Description of the task => In the listing below, locate the lines that hold "JSON" and copy them.

- - - - - - -

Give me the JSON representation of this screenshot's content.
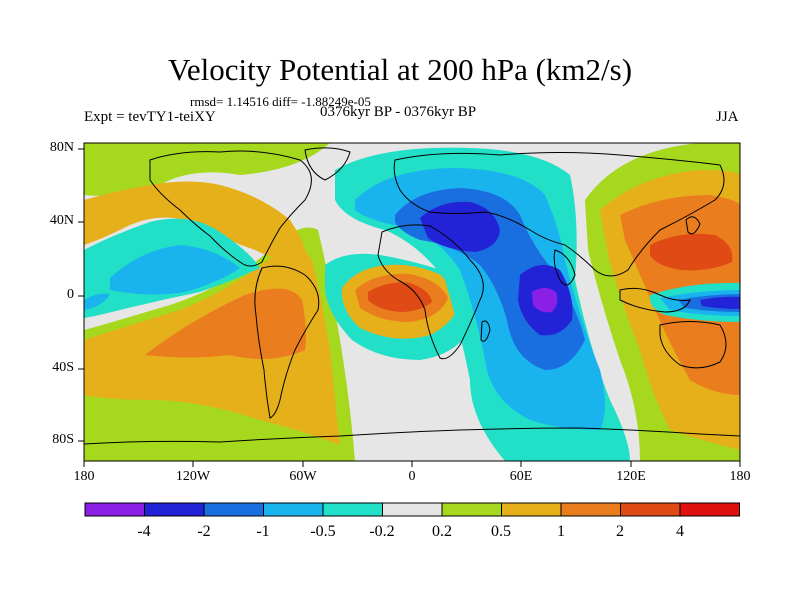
{
  "title": "Velocity Potential at 200 hPa (km2/s)",
  "stats_line": "rmsd= 1.14516 diff= -1.88249e-05",
  "experiment": "Expt = tevTY1-teiXY",
  "period": "0376kyr BP - 0376kyr BP",
  "season": "JJA",
  "axes": {
    "lat_labels": [
      "80N",
      "40N",
      "0",
      "40S",
      "80S"
    ],
    "lon_labels": [
      "180",
      "120W",
      "60W",
      "0",
      "60E",
      "120E",
      "180"
    ]
  },
  "colorbar": {
    "labels": [
      "-4",
      "-2",
      "-1",
      "-0.5",
      "-0.2",
      "0.2",
      "0.5",
      "1",
      "2",
      "4"
    ],
    "colors": [
      "#8a1fe6",
      "#2222d6",
      "#1a6fe0",
      "#19b4ee",
      "#22e0c8",
      "#e6e6e6",
      "#a6d81e",
      "#e6b01a",
      "#ea7d1e",
      "#e04a14",
      "#e01010"
    ]
  },
  "colors": {
    "ocean_background": "#e6e6e6",
    "coastline": "#000000"
  }
}
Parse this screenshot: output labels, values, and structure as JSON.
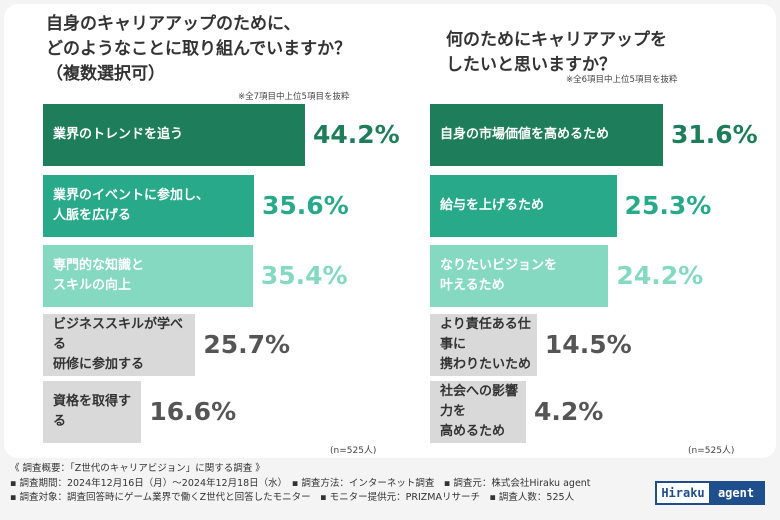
{
  "chart_data": [
    {
      "type": "bar",
      "orientation": "horizontal",
      "title": "自身のキャリアアップのために、\nどのようなことに取り組んでいますか？\n（複数選択可）",
      "note": "※全7項目中上位5項目を抜粋",
      "categories": [
        "業界のトレンドを追う",
        "業界のイベントに参加し、\n人脈を広げる",
        "専門的な知識と\nスキルの向上",
        "ビジネススキルが学べる\n研修に参加する",
        "資格を取得する"
      ],
      "values": [
        44.2,
        35.6,
        35.4,
        25.7,
        16.6
      ],
      "value_labels": [
        "44.2%",
        "35.6%",
        "35.4%",
        "25.7%",
        "16.6%"
      ],
      "unit": "%",
      "sample": "(n=525人)",
      "colors": [
        "#1e7d5a",
        "#27a98a",
        "#86d9c1",
        "#d9d9d9",
        "#d9d9d9"
      ],
      "text_colors": [
        "#ffffff",
        "#ffffff",
        "#ffffff",
        "#333333",
        "#333333"
      ],
      "value_colors": [
        "#1e7d5a",
        "#27a98a",
        "#86d9c1",
        "#555555",
        "#555555"
      ]
    },
    {
      "type": "bar",
      "orientation": "horizontal",
      "title": "何のためにキャリアアップを\nしたいと思いますか？",
      "note": "※全6項目中上位5項目を抜粋",
      "categories": [
        "自身の市場価値を高めるため",
        "給与を上げるため",
        "なりたいビジョンを\n叶えるため",
        "より責任ある仕事に\n携わりたいため",
        "社会への影響力を\n高めるため"
      ],
      "values": [
        31.6,
        25.3,
        24.2,
        14.5,
        4.2
      ],
      "value_labels": [
        "31.6%",
        "25.3%",
        "24.2%",
        "14.5%",
        "4.2%"
      ],
      "unit": "%",
      "sample": "(n=525人)",
      "colors": [
        "#1e7d5a",
        "#27a98a",
        "#86d9c1",
        "#d9d9d9",
        "#d9d9d9"
      ],
      "text_colors": [
        "#ffffff",
        "#ffffff",
        "#ffffff",
        "#333333",
        "#333333"
      ],
      "value_colors": [
        "#1e7d5a",
        "#27a98a",
        "#86d9c1",
        "#555555",
        "#555555"
      ]
    }
  ],
  "footer": {
    "lines": [
      "《 調査概要：「Z世代のキャリアビジョン」に関する調査 》",
      "▪ 調査期間：2024年12月16日（月）～2024年12月18日（水）　▪ 調査方法：インターネット調査　▪ 調査元：株式会社Hiraku agent",
      "▪ 調査対象：調査回答時にゲーム業界で働くZ世代と回答したモニター　▪ モニター提供元：PRIZMAリサーチ　▪ 調査人数：525人"
    ]
  },
  "logo": {
    "part1": "Hiraku",
    "part2": "agent"
  }
}
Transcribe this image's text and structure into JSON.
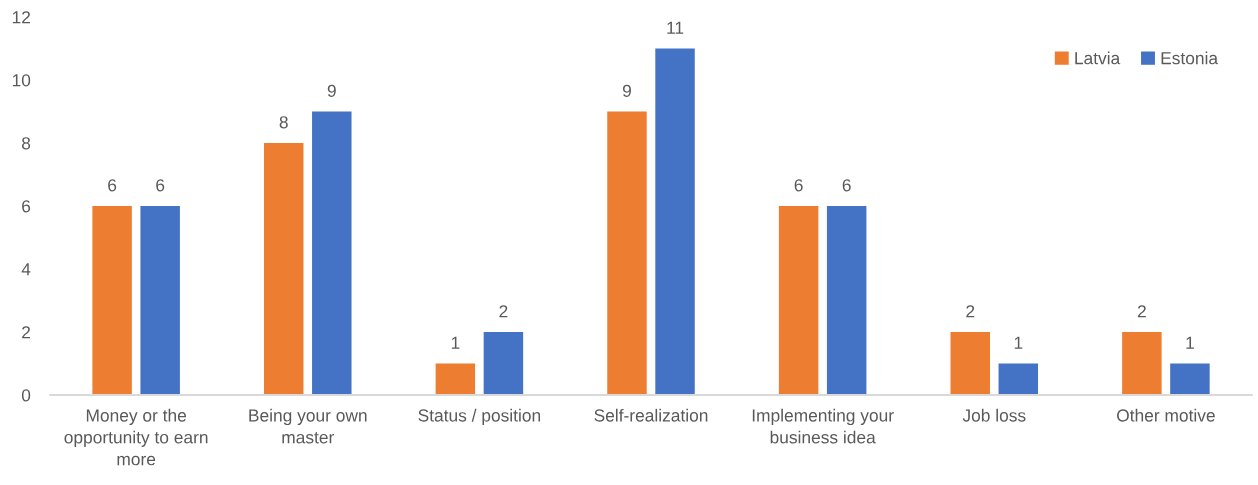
{
  "chart_data": {
    "type": "bar",
    "categories": [
      "Money or the opportunity to earn more",
      "Being your own master",
      "Status / position",
      "Self-realization",
      "Implementing your business idea",
      "Job loss",
      "Other motive"
    ],
    "series": [
      {
        "name": "Latvia",
        "color": "#ed7d31",
        "values": [
          6,
          8,
          1,
          9,
          6,
          2,
          2
        ]
      },
      {
        "name": "Estonia",
        "color": "#4472c4",
        "values": [
          6,
          9,
          2,
          11,
          6,
          1,
          1
        ]
      }
    ],
    "ylim": [
      0,
      12
    ],
    "yticks": [
      0,
      2,
      4,
      6,
      8,
      10,
      12
    ],
    "grid": false,
    "legend": "top right",
    "data_labels": true
  }
}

- - - - - - -

The response =>
Give me the JSON representation of this screenshot's content.
Parse this screenshot: output labels, values, and structure as JSON.
Transcribe this image's text and structure into JSON.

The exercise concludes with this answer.